# Task brief
Filter this data down to the lines that hold "Vegetation", and copy them.

Start of Supplied material

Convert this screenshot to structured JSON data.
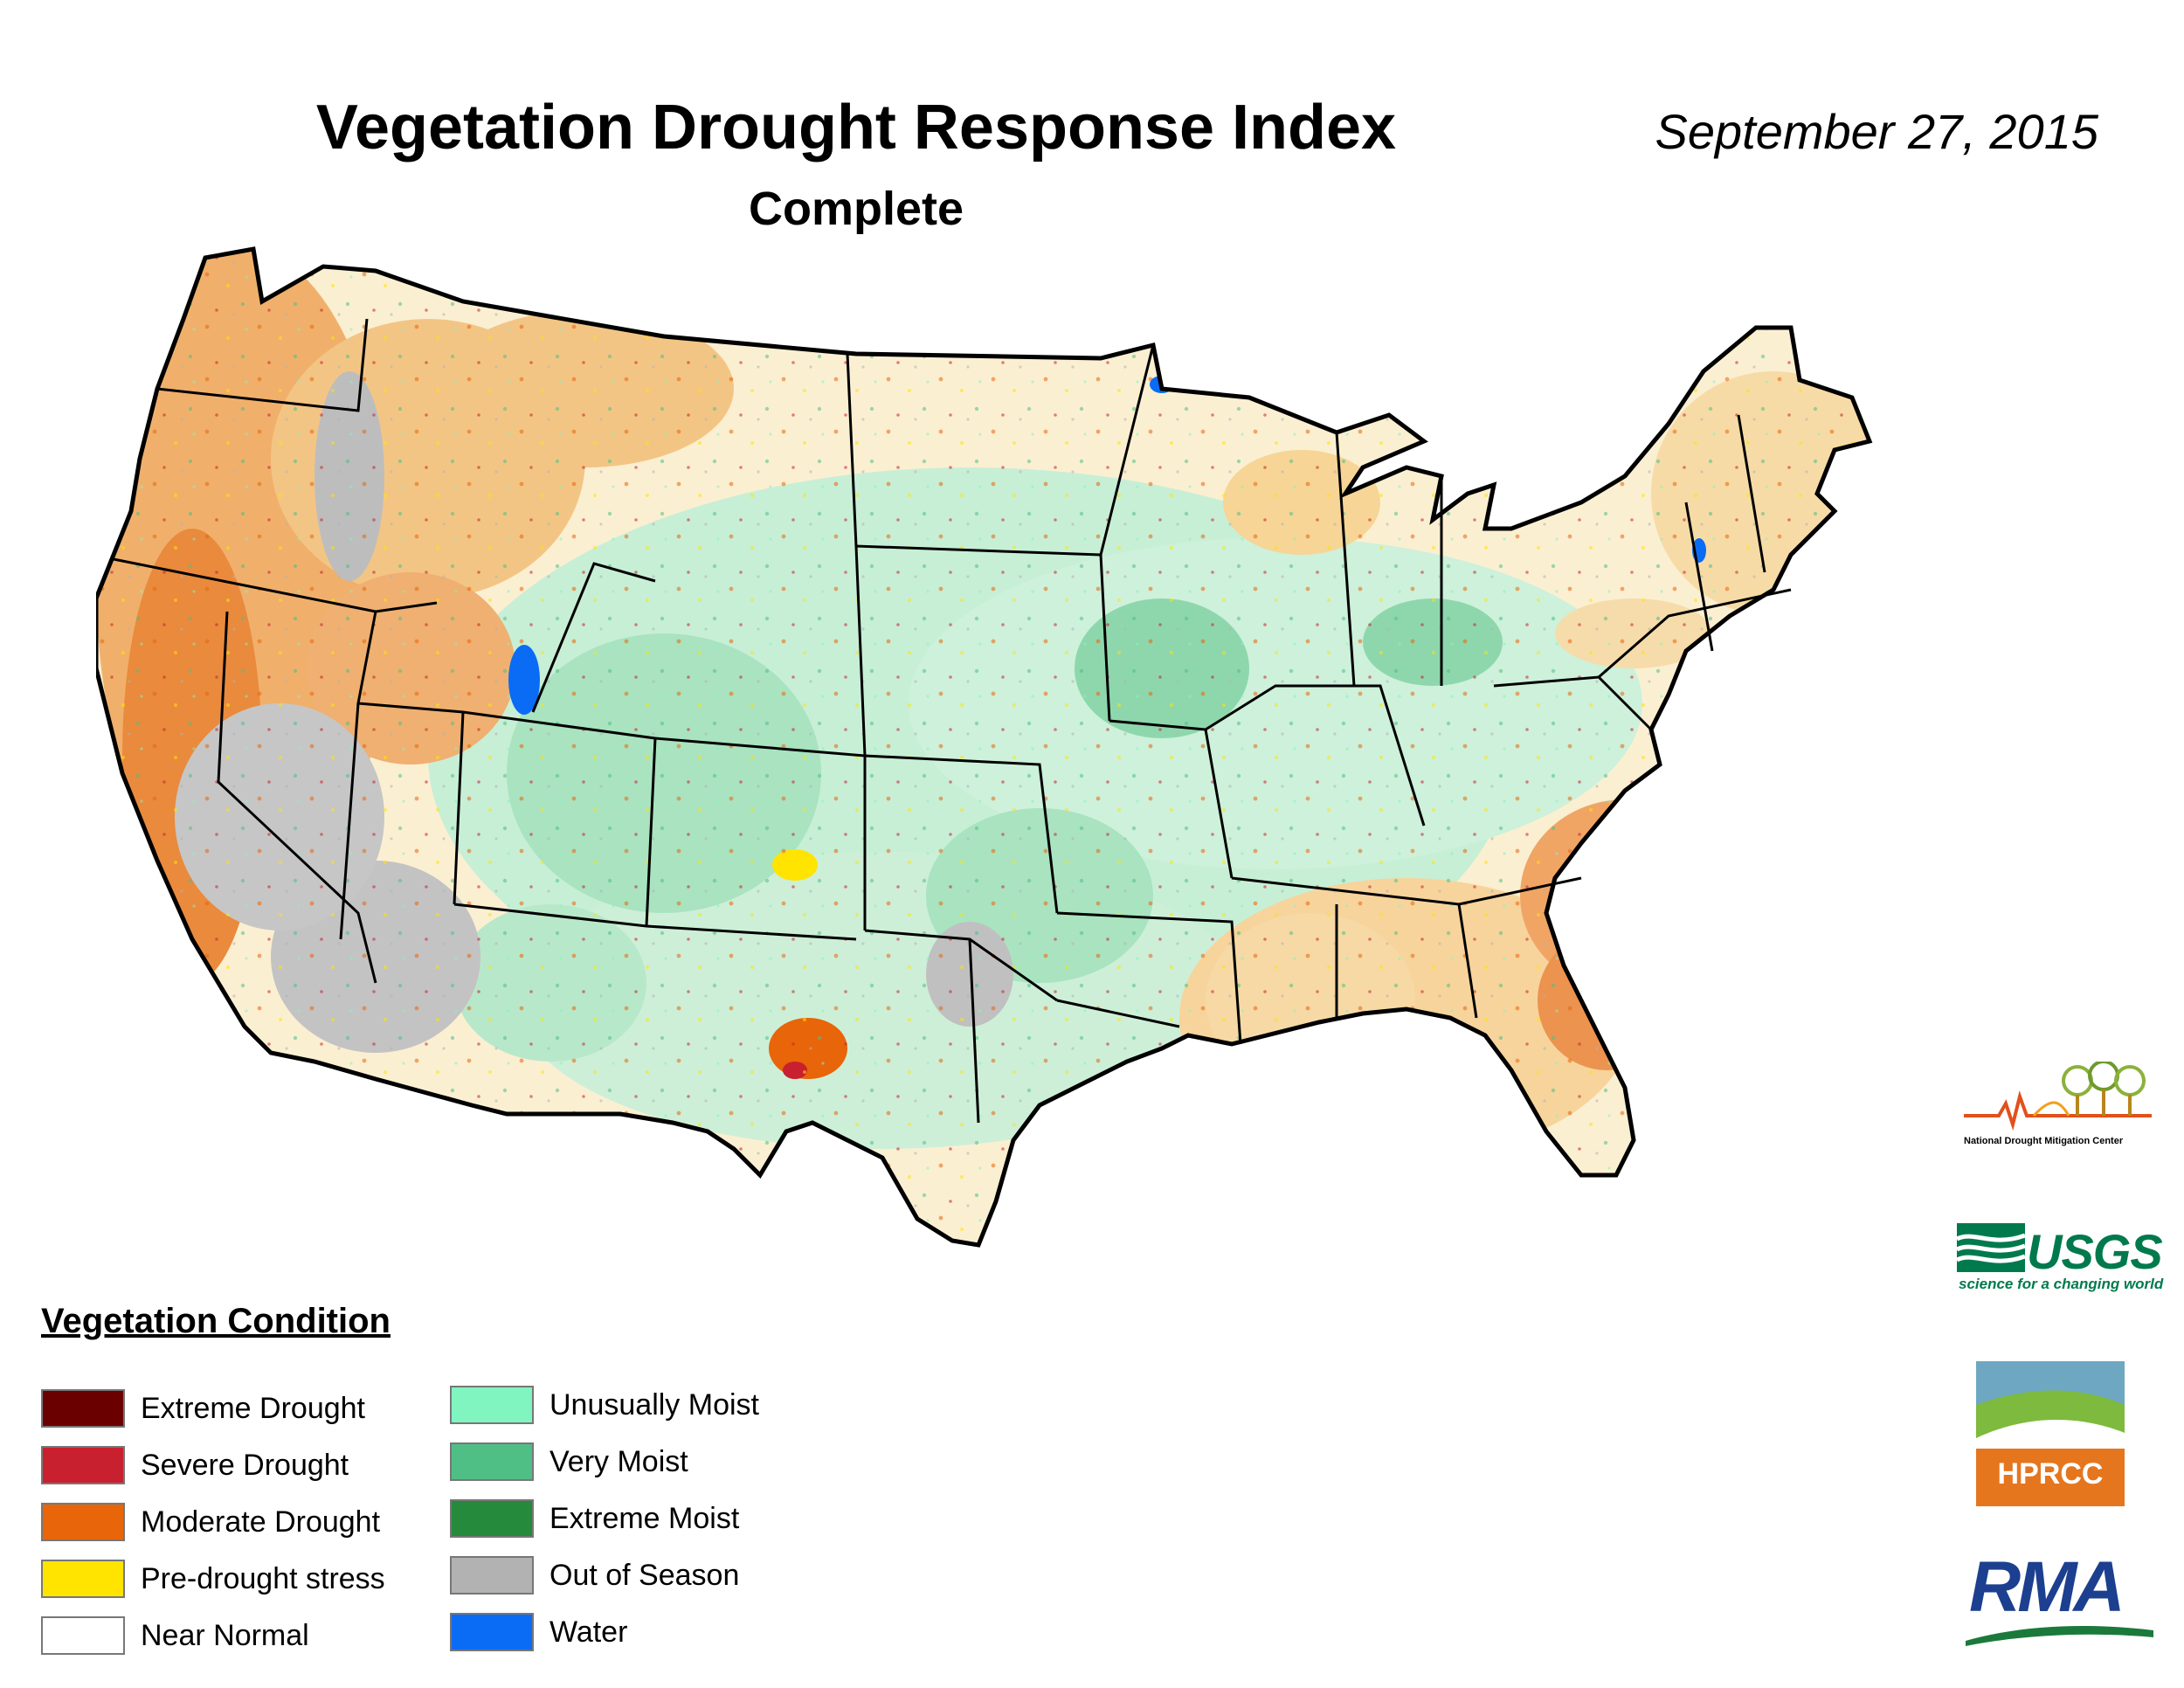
{
  "title": "Vegetation Drought Response Index",
  "subtitle": "Complete",
  "date": "September 27, 2015",
  "legend": {
    "title": "Vegetation Condition",
    "items": [
      {
        "label": "Extreme Drought",
        "color": "#6b0000"
      },
      {
        "label": "Severe Drought",
        "color": "#c8202e"
      },
      {
        "label": "Moderate Drought",
        "color": "#e8650a"
      },
      {
        "label": "Pre-drought stress",
        "color": "#ffe400"
      },
      {
        "label": "Near Normal",
        "color": "#ffffff"
      },
      {
        "label": "Unusually Moist",
        "color": "#80f5c0"
      },
      {
        "label": "Very Moist",
        "color": "#4fbf85"
      },
      {
        "label": "Extreme Moist",
        "color": "#258a3c"
      },
      {
        "label": "Out of Season",
        "color": "#b2b2b2"
      },
      {
        "label": "Water",
        "color": "#0a6cf5"
      }
    ]
  },
  "logos": {
    "ndmc": "National Drought Mitigation Center",
    "usgs": "USGS",
    "usgs_tagline": "science for a changing world",
    "hprcc": "HPRCC",
    "rma": "RMA"
  }
}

End of Supplied material

# Final result
  "title": "Vegetation Drought Response Index",
    "title": "Vegetation Condition",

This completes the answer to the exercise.